## Problem
Type out the material below exactly.

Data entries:
════

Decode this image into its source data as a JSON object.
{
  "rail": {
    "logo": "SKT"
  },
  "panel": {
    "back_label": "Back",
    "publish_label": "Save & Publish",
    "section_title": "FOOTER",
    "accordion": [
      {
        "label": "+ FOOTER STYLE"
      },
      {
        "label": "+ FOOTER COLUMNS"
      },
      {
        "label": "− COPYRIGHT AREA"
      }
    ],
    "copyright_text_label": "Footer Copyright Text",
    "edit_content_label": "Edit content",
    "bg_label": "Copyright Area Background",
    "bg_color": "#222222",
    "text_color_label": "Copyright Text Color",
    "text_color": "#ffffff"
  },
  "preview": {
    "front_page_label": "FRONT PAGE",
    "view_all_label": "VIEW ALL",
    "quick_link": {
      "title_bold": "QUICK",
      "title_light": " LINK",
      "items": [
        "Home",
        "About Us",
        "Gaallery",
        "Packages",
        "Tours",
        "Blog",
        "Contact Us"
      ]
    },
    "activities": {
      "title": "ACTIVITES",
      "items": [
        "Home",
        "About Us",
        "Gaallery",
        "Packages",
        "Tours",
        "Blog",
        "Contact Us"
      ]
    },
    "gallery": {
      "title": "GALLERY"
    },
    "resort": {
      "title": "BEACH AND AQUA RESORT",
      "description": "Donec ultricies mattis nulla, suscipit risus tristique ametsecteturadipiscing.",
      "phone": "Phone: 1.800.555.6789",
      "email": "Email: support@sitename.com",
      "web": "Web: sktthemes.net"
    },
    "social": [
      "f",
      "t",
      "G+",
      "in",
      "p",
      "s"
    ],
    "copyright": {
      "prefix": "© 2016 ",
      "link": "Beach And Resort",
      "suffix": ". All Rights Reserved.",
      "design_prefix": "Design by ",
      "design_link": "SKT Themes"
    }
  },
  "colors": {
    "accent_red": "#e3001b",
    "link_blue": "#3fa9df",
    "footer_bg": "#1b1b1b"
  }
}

════

## Correct answer
Decode this image into its source data as a JSON object.
{
  "rail": {
    "logo": "SKT"
  },
  "panel": {
    "back_label": "Back",
    "publish_label": "Save & Publish",
    "section_title": "FOOTER",
    "accordion": [
      {
        "label": "+ FOOTER STYLE"
      },
      {
        "label": "+ FOOTER COLUMNS"
      },
      {
        "label": "− COPYRIGHT AREA"
      }
    ],
    "copyright_text_label": "Footer Copyright Text",
    "edit_content_label": "Edit content",
    "bg_label": "Copyright Area Background",
    "bg_color": "#222222",
    "text_color_label": "Copyright Text Color",
    "text_color": "#ffffff"
  },
  "preview": {
    "front_page_label": "FRONT PAGE",
    "view_all_label": "VIEW ALL",
    "quick_link": {
      "title_bold": "QUICK",
      "title_light": " LINK",
      "items": [
        "Home",
        "About Us",
        "Gaallery",
        "Packages",
        "Tours",
        "Blog",
        "Contact Us"
      ]
    },
    "activities": {
      "title": "ACTIVITES",
      "items": [
        "Home",
        "About Us",
        "Gaallery",
        "Packages",
        "Tours",
        "Blog",
        "Contact Us"
      ]
    },
    "gallery": {
      "title": "GALLERY"
    },
    "resort": {
      "title": "BEACH AND AQUA RESORT",
      "description": "Donec ultricies mattis nulla, suscipit risus tristique ametsecteturadipiscing.",
      "phone": "Phone: 1.800.555.6789",
      "email": "Email: support@sitename.com",
      "web": "Web: sktthemes.net"
    },
    "social": [
      "f",
      "t",
      "G+",
      "in",
      "p",
      "s"
    ],
    "copyright": {
      "prefix": "© 2016 ",
      "link": "Beach And Resort",
      "suffix": ". All Rights Reserved.",
      "design_prefix": "Design by ",
      "design_link": "SKT Themes"
    }
  },
  "colors": {
    "accent_red": "#e3001b",
    "link_blue": "#3fa9df",
    "footer_bg": "#1b1b1b"
  }
}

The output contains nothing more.